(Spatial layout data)

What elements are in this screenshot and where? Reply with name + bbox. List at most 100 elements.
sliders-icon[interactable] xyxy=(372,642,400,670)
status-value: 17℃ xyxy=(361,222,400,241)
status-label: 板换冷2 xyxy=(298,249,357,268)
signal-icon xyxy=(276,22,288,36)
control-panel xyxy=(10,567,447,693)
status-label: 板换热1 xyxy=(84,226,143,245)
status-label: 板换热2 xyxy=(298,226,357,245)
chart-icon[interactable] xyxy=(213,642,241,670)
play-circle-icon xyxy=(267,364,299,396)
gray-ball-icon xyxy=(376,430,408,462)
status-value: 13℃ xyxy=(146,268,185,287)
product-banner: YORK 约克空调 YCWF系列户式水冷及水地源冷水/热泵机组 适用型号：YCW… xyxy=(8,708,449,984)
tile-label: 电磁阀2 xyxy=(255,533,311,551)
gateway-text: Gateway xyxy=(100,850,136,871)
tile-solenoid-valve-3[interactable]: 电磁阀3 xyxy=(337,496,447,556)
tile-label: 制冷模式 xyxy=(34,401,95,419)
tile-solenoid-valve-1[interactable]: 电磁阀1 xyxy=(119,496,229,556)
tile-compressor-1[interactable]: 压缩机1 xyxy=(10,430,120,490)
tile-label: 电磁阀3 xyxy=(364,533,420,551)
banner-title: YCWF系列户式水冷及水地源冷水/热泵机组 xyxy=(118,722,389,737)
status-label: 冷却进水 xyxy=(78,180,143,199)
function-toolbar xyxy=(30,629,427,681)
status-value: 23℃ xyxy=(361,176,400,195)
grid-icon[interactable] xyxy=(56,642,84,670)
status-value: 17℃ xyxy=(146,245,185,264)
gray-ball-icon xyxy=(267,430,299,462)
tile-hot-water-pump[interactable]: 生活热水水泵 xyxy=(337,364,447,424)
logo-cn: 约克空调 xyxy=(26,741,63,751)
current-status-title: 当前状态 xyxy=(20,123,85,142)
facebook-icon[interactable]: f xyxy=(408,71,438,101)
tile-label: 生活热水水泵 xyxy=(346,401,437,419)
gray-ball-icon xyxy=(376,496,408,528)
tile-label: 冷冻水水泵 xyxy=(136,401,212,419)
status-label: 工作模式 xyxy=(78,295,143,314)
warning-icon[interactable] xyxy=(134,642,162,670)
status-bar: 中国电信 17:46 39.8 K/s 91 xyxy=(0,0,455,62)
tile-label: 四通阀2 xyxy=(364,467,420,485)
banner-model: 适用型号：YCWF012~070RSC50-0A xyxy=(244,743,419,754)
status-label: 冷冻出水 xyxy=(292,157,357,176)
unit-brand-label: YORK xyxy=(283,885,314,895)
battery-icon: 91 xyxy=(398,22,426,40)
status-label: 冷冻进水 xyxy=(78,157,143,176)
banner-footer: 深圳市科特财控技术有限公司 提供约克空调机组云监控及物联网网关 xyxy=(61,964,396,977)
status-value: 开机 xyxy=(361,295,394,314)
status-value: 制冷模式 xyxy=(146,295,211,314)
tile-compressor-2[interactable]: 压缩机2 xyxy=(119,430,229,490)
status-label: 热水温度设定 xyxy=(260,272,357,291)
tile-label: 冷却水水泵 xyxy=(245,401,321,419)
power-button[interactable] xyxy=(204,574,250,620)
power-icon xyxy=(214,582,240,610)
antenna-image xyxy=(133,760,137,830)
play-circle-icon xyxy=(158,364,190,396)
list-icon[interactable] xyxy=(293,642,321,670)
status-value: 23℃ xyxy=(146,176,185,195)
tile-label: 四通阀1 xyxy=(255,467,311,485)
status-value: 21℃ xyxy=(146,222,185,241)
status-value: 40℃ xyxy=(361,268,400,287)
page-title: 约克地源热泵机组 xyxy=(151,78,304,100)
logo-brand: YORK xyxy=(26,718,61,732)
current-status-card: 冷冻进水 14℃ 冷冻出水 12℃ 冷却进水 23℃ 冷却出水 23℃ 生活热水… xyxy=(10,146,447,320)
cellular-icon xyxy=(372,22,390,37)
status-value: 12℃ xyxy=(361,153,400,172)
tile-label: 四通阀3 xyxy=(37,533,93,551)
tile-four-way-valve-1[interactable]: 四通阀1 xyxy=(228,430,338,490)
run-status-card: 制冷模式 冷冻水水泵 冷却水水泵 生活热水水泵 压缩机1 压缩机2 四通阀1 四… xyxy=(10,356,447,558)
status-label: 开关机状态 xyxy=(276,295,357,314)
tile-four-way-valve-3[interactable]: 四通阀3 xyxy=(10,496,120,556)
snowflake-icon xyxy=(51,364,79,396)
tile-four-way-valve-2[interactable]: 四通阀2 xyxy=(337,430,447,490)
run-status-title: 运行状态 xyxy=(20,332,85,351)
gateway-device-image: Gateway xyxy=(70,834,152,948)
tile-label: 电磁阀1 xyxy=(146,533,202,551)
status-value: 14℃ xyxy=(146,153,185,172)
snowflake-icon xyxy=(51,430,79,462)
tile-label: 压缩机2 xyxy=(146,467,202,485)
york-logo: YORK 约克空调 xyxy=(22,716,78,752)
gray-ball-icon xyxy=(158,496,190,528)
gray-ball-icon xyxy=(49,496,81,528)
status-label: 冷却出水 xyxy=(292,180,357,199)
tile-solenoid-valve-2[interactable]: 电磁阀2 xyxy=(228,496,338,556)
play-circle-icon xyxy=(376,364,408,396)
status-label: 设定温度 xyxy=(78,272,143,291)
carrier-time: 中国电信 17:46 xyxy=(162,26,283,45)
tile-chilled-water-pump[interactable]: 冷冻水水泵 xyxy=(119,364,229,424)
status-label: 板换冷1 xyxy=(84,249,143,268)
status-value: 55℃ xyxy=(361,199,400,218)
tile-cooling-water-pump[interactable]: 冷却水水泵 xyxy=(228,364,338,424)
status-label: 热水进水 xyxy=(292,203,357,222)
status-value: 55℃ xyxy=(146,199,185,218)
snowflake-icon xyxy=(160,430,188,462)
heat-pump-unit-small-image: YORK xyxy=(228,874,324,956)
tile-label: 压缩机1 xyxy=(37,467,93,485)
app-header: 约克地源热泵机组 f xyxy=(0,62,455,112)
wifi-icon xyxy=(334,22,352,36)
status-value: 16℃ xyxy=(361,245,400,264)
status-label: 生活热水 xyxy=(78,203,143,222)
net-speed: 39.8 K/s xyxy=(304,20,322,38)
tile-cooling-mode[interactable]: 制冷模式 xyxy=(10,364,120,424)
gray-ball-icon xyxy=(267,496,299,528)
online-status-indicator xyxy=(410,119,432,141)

Task requirements: Copy the listing above line for line, without any changes.

Written solution:
What elements are in this screenshot and where? Reply with name + bbox. List at most 100 elements.
sliders-icon[interactable] xyxy=(372,642,400,670)
status-value: 17℃ xyxy=(361,222,400,241)
status-label: 板换冷2 xyxy=(298,249,357,268)
signal-icon xyxy=(276,22,288,36)
control-panel xyxy=(10,567,447,693)
status-label: 板换热1 xyxy=(84,226,143,245)
status-label: 板换热2 xyxy=(298,226,357,245)
chart-icon[interactable] xyxy=(213,642,241,670)
play-circle-icon xyxy=(267,364,299,396)
gray-ball-icon xyxy=(376,430,408,462)
status-value: 13℃ xyxy=(146,268,185,287)
product-banner: YORK 约克空调 YCWF系列户式水冷及水地源冷水/热泵机组 适用型号：YCW… xyxy=(8,708,449,984)
tile-label: 电磁阀2 xyxy=(255,533,311,551)
gateway-text: Gateway xyxy=(100,850,136,871)
tile-solenoid-valve-3[interactable]: 电磁阀3 xyxy=(337,496,447,556)
tile-label: 制冷模式 xyxy=(34,401,95,419)
tile-solenoid-valve-1[interactable]: 电磁阀1 xyxy=(119,496,229,556)
tile-compressor-1[interactable]: 压缩机1 xyxy=(10,430,120,490)
tile-label: 电磁阀3 xyxy=(364,533,420,551)
banner-title: YCWF系列户式水冷及水地源冷水/热泵机组 xyxy=(118,722,389,737)
status-label: 冷却进水 xyxy=(78,180,143,199)
function-toolbar xyxy=(30,629,427,681)
status-value: 23℃ xyxy=(361,176,400,195)
grid-icon[interactable] xyxy=(56,642,84,670)
status-value: 17℃ xyxy=(146,245,185,264)
gray-ball-icon xyxy=(267,430,299,462)
tile-hot-water-pump[interactable]: 生活热水水泵 xyxy=(337,364,447,424)
logo-cn: 约克空调 xyxy=(26,741,63,751)
current-status-title: 当前状态 xyxy=(20,123,85,142)
facebook-icon[interactable]: f xyxy=(408,71,438,101)
tile-label: 生活热水水泵 xyxy=(346,401,437,419)
gray-ball-icon xyxy=(376,496,408,528)
tile-label: 冷冻水水泵 xyxy=(136,401,212,419)
status-label: 工作模式 xyxy=(78,295,143,314)
warning-icon[interactable] xyxy=(134,642,162,670)
status-bar: 中国电信 17:46 39.8 K/s 91 xyxy=(0,0,455,62)
tile-label: 四通阀2 xyxy=(364,467,420,485)
banner-model: 适用型号：YCWF012~070RSC50-0A xyxy=(244,743,419,754)
status-label: 冷冻出水 xyxy=(292,157,357,176)
unit-brand-label: YORK xyxy=(283,885,314,895)
battery-icon: 91 xyxy=(398,22,426,40)
status-label: 冷冻进水 xyxy=(78,157,143,176)
banner-footer: 深圳市科特财控技术有限公司 提供约克空调机组云监控及物联网网关 xyxy=(61,964,396,977)
status-value: 开机 xyxy=(361,295,394,314)
status-value: 制冷模式 xyxy=(146,295,211,314)
tile-compressor-2[interactable]: 压缩机2 xyxy=(119,430,229,490)
status-label: 热水温度设定 xyxy=(260,272,357,291)
tile-label: 冷却水水泵 xyxy=(245,401,321,419)
power-button[interactable] xyxy=(204,574,250,620)
power-icon xyxy=(214,582,240,610)
antenna-image xyxy=(133,760,137,830)
play-circle-icon xyxy=(158,364,190,396)
list-icon[interactable] xyxy=(293,642,321,670)
status-value: 23℃ xyxy=(146,176,185,195)
tile-label: 四通阀1 xyxy=(255,467,311,485)
status-value: 21℃ xyxy=(146,222,185,241)
status-value: 40℃ xyxy=(361,268,400,287)
page-title: 约克地源热泵机组 xyxy=(151,78,304,100)
logo-brand: YORK xyxy=(26,718,61,732)
current-status-card: 冷冻进水 14℃ 冷冻出水 12℃ 冷却进水 23℃ 冷却出水 23℃ 生活热水… xyxy=(10,146,447,320)
cellular-icon xyxy=(372,22,390,37)
status-value: 12℃ xyxy=(361,153,400,172)
tile-label: 四通阀3 xyxy=(37,533,93,551)
tile-four-way-valve-1[interactable]: 四通阀1 xyxy=(228,430,338,490)
run-status-card: 制冷模式 冷冻水水泵 冷却水水泵 生活热水水泵 压缩机1 压缩机2 四通阀1 四… xyxy=(10,356,447,558)
status-label: 开关机状态 xyxy=(276,295,357,314)
tile-four-way-valve-3[interactable]: 四通阀3 xyxy=(10,496,120,556)
snowflake-icon xyxy=(51,364,79,396)
tile-four-way-valve-2[interactable]: 四通阀2 xyxy=(337,430,447,490)
run-status-title: 运行状态 xyxy=(20,332,85,351)
gateway-device-image: Gateway xyxy=(70,834,152,948)
tile-label: 电磁阀1 xyxy=(146,533,202,551)
status-value: 14℃ xyxy=(146,153,185,172)
snowflake-icon xyxy=(51,430,79,462)
tile-label: 压缩机2 xyxy=(146,467,202,485)
york-logo: YORK 约克空调 xyxy=(22,716,78,752)
gray-ball-icon xyxy=(158,496,190,528)
gray-ball-icon xyxy=(49,496,81,528)
status-label: 冷却出水 xyxy=(292,180,357,199)
tile-solenoid-valve-2[interactable]: 电磁阀2 xyxy=(228,496,338,556)
play-circle-icon xyxy=(376,364,408,396)
status-label: 设定温度 xyxy=(78,272,143,291)
carrier-time: 中国电信 17:46 xyxy=(162,26,283,45)
tile-chilled-water-pump[interactable]: 冷冻水水泵 xyxy=(119,364,229,424)
status-label: 板换冷1 xyxy=(84,249,143,268)
status-value: 55℃ xyxy=(361,199,400,218)
tile-cooling-water-pump[interactable]: 冷却水水泵 xyxy=(228,364,338,424)
status-label: 热水进水 xyxy=(292,203,357,222)
status-value: 55℃ xyxy=(146,199,185,218)
snowflake-icon xyxy=(160,430,188,462)
heat-pump-unit-small-image: YORK xyxy=(228,874,324,956)
tile-label: 压缩机1 xyxy=(37,467,93,485)
app-header: 约克地源热泵机组 f xyxy=(0,62,455,112)
wifi-icon xyxy=(334,22,352,36)
status-value: 16℃ xyxy=(361,245,400,264)
status-label: 生活热水 xyxy=(78,203,143,222)
net-speed: 39.8 K/s xyxy=(304,20,322,38)
tile-cooling-mode[interactable]: 制冷模式 xyxy=(10,364,120,424)
gray-ball-icon xyxy=(267,496,299,528)
online-status-indicator xyxy=(410,119,432,141)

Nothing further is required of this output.